■ Aim
Quote all of the entries word for word.

■ Source data
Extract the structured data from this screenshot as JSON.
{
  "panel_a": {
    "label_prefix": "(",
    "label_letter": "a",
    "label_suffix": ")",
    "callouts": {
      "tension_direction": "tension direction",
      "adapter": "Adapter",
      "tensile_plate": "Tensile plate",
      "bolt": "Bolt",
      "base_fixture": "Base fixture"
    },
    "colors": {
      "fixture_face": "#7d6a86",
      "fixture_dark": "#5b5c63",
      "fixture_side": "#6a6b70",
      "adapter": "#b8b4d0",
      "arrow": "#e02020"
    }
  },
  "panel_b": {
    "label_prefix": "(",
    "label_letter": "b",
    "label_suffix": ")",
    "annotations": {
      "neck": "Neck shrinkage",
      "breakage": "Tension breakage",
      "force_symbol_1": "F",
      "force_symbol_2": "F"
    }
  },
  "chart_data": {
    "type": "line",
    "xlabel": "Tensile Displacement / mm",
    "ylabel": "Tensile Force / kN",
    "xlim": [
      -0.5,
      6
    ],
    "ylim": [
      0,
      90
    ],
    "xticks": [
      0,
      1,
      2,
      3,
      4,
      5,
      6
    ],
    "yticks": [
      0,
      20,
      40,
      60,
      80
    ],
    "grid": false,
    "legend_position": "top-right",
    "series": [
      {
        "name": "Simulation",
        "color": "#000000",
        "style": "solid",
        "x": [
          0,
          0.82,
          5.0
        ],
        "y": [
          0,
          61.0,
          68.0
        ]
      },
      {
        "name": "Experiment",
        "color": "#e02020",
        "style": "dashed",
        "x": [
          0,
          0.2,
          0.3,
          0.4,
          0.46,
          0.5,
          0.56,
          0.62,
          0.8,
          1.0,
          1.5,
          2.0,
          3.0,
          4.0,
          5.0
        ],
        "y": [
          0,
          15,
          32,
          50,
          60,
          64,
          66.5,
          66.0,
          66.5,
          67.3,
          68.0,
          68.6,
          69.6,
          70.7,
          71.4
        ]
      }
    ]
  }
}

■ Solution to this problem
Extract the structured data from this screenshot as JSON.
{
  "panel_a": {
    "label_prefix": "(",
    "label_letter": "a",
    "label_suffix": ")",
    "callouts": {
      "tension_direction": "tension direction",
      "adapter": "Adapter",
      "tensile_plate": "Tensile plate",
      "bolt": "Bolt",
      "base_fixture": "Base fixture"
    },
    "colors": {
      "fixture_face": "#7d6a86",
      "fixture_dark": "#5b5c63",
      "fixture_side": "#6a6b70",
      "adapter": "#b8b4d0",
      "arrow": "#e02020"
    }
  },
  "panel_b": {
    "label_prefix": "(",
    "label_letter": "b",
    "label_suffix": ")",
    "annotations": {
      "neck": "Neck shrinkage",
      "breakage": "Tension breakage",
      "force_symbol_1": "F",
      "force_symbol_2": "F"
    }
  },
  "chart_data": {
    "type": "line",
    "xlabel": "Tensile Displacement / mm",
    "ylabel": "Tensile Force / kN",
    "xlim": [
      -0.5,
      6
    ],
    "ylim": [
      0,
      90
    ],
    "xticks": [
      0,
      1,
      2,
      3,
      4,
      5,
      6
    ],
    "yticks": [
      0,
      20,
      40,
      60,
      80
    ],
    "grid": false,
    "legend_position": "top-right",
    "series": [
      {
        "name": "Simulation",
        "color": "#000000",
        "style": "solid",
        "x": [
          0,
          0.82,
          5.0
        ],
        "y": [
          0,
          61.0,
          68.0
        ]
      },
      {
        "name": "Experiment",
        "color": "#e02020",
        "style": "dashed",
        "x": [
          0,
          0.2,
          0.3,
          0.4,
          0.46,
          0.5,
          0.56,
          0.62,
          0.8,
          1.0,
          1.5,
          2.0,
          3.0,
          4.0,
          5.0
        ],
        "y": [
          0,
          15,
          32,
          50,
          60,
          64,
          66.5,
          66.0,
          66.5,
          67.3,
          68.0,
          68.6,
          69.6,
          70.7,
          71.4
        ]
      }
    ]
  }
}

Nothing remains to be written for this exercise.